[Item position entries]
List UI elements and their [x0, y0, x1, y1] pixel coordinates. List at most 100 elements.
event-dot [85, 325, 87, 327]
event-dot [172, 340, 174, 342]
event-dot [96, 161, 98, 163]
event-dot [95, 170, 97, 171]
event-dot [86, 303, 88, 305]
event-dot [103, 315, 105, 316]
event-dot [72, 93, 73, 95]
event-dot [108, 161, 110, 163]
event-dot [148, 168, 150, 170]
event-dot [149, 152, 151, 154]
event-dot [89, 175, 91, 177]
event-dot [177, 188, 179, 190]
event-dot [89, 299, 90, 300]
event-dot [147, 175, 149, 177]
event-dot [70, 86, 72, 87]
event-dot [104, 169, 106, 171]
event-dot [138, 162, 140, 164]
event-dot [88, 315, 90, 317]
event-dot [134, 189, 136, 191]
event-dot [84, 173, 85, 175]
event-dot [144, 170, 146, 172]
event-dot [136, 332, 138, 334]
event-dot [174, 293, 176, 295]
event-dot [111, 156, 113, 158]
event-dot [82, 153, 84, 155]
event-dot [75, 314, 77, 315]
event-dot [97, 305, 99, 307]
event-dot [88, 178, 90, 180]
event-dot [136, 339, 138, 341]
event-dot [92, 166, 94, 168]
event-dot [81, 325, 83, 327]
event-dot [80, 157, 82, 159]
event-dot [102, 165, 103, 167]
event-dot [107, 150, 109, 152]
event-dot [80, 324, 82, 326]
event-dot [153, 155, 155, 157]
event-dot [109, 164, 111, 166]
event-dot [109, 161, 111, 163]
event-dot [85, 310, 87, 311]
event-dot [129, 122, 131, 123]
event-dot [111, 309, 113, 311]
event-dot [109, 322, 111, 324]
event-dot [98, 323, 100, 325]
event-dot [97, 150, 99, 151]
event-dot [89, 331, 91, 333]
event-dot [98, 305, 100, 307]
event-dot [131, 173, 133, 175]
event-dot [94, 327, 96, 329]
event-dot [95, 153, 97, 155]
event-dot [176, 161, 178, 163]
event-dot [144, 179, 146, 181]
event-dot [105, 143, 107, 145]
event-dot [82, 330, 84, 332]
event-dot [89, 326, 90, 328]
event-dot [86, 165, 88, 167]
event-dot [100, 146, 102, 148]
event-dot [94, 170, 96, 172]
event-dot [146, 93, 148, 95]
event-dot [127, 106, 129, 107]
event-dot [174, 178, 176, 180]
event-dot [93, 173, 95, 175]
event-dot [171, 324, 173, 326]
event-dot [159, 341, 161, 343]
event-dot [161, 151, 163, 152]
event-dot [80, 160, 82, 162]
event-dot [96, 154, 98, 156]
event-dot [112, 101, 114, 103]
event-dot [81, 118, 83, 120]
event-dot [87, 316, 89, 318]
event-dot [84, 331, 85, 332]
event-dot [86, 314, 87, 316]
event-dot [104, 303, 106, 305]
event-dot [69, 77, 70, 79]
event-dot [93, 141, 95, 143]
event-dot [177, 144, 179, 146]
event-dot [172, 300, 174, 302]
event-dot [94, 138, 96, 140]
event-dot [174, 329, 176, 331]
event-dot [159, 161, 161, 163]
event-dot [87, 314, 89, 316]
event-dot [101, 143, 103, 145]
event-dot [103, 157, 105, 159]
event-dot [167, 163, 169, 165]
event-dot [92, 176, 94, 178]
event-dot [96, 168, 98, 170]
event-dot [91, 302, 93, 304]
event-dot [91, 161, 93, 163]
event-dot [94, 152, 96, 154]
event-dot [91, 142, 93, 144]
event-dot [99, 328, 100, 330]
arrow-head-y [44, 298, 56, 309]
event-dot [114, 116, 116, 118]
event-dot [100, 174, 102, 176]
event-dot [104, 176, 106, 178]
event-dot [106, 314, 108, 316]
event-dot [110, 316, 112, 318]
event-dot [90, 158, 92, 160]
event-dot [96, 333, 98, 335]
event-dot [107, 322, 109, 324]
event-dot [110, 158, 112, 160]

> **What is asked**:
Reproduce every row above verbatim, in its original order.

> **Task answer**:
List UI elements and their [x0, y0, x1, y1] pixel coordinates. List at most 100 elements.
event-dot [85, 325, 87, 327]
event-dot [172, 340, 174, 342]
event-dot [96, 161, 98, 163]
event-dot [95, 170, 97, 171]
event-dot [86, 303, 88, 305]
event-dot [103, 315, 105, 316]
event-dot [72, 93, 73, 95]
event-dot [108, 161, 110, 163]
event-dot [148, 168, 150, 170]
event-dot [149, 152, 151, 154]
event-dot [89, 175, 91, 177]
event-dot [177, 188, 179, 190]
event-dot [89, 299, 90, 300]
event-dot [147, 175, 149, 177]
event-dot [70, 86, 72, 87]
event-dot [104, 169, 106, 171]
event-dot [138, 162, 140, 164]
event-dot [88, 315, 90, 317]
event-dot [134, 189, 136, 191]
event-dot [84, 173, 85, 175]
event-dot [144, 170, 146, 172]
event-dot [136, 332, 138, 334]
event-dot [174, 293, 176, 295]
event-dot [111, 156, 113, 158]
event-dot [82, 153, 84, 155]
event-dot [75, 314, 77, 315]
event-dot [97, 305, 99, 307]
event-dot [88, 178, 90, 180]
event-dot [136, 339, 138, 341]
event-dot [92, 166, 94, 168]
event-dot [81, 325, 83, 327]
event-dot [80, 157, 82, 159]
event-dot [102, 165, 103, 167]
event-dot [107, 150, 109, 152]
event-dot [80, 324, 82, 326]
event-dot [153, 155, 155, 157]
event-dot [109, 164, 111, 166]
event-dot [109, 161, 111, 163]
event-dot [85, 310, 87, 311]
event-dot [129, 122, 131, 123]
event-dot [111, 309, 113, 311]
event-dot [109, 322, 111, 324]
event-dot [98, 323, 100, 325]
event-dot [97, 150, 99, 151]
event-dot [89, 331, 91, 333]
event-dot [98, 305, 100, 307]
event-dot [131, 173, 133, 175]
event-dot [94, 327, 96, 329]
event-dot [95, 153, 97, 155]
event-dot [176, 161, 178, 163]
event-dot [144, 179, 146, 181]
event-dot [105, 143, 107, 145]
event-dot [82, 330, 84, 332]
event-dot [89, 326, 90, 328]
event-dot [86, 165, 88, 167]
event-dot [100, 146, 102, 148]
event-dot [94, 170, 96, 172]
event-dot [146, 93, 148, 95]
event-dot [127, 106, 129, 107]
event-dot [174, 178, 176, 180]
event-dot [93, 173, 95, 175]
event-dot [171, 324, 173, 326]
event-dot [159, 341, 161, 343]
event-dot [161, 151, 163, 152]
event-dot [80, 160, 82, 162]
event-dot [96, 154, 98, 156]
event-dot [112, 101, 114, 103]
event-dot [81, 118, 83, 120]
event-dot [87, 316, 89, 318]
event-dot [84, 331, 85, 332]
event-dot [86, 314, 87, 316]
event-dot [104, 303, 106, 305]
event-dot [69, 77, 70, 79]
event-dot [93, 141, 95, 143]
event-dot [177, 144, 179, 146]
event-dot [172, 300, 174, 302]
event-dot [94, 138, 96, 140]
event-dot [174, 329, 176, 331]
event-dot [159, 161, 161, 163]
event-dot [87, 314, 89, 316]
event-dot [101, 143, 103, 145]
event-dot [103, 157, 105, 159]
event-dot [167, 163, 169, 165]
event-dot [92, 176, 94, 178]
event-dot [96, 168, 98, 170]
event-dot [91, 302, 93, 304]
event-dot [91, 161, 93, 163]
event-dot [94, 152, 96, 154]
event-dot [91, 142, 93, 144]
event-dot [99, 328, 100, 330]
arrow-head-y [44, 298, 56, 309]
event-dot [114, 116, 116, 118]
event-dot [100, 174, 102, 176]
event-dot [104, 176, 106, 178]
event-dot [106, 314, 108, 316]
event-dot [110, 316, 112, 318]
event-dot [90, 158, 92, 160]
event-dot [96, 333, 98, 335]
event-dot [107, 322, 109, 324]
event-dot [110, 158, 112, 160]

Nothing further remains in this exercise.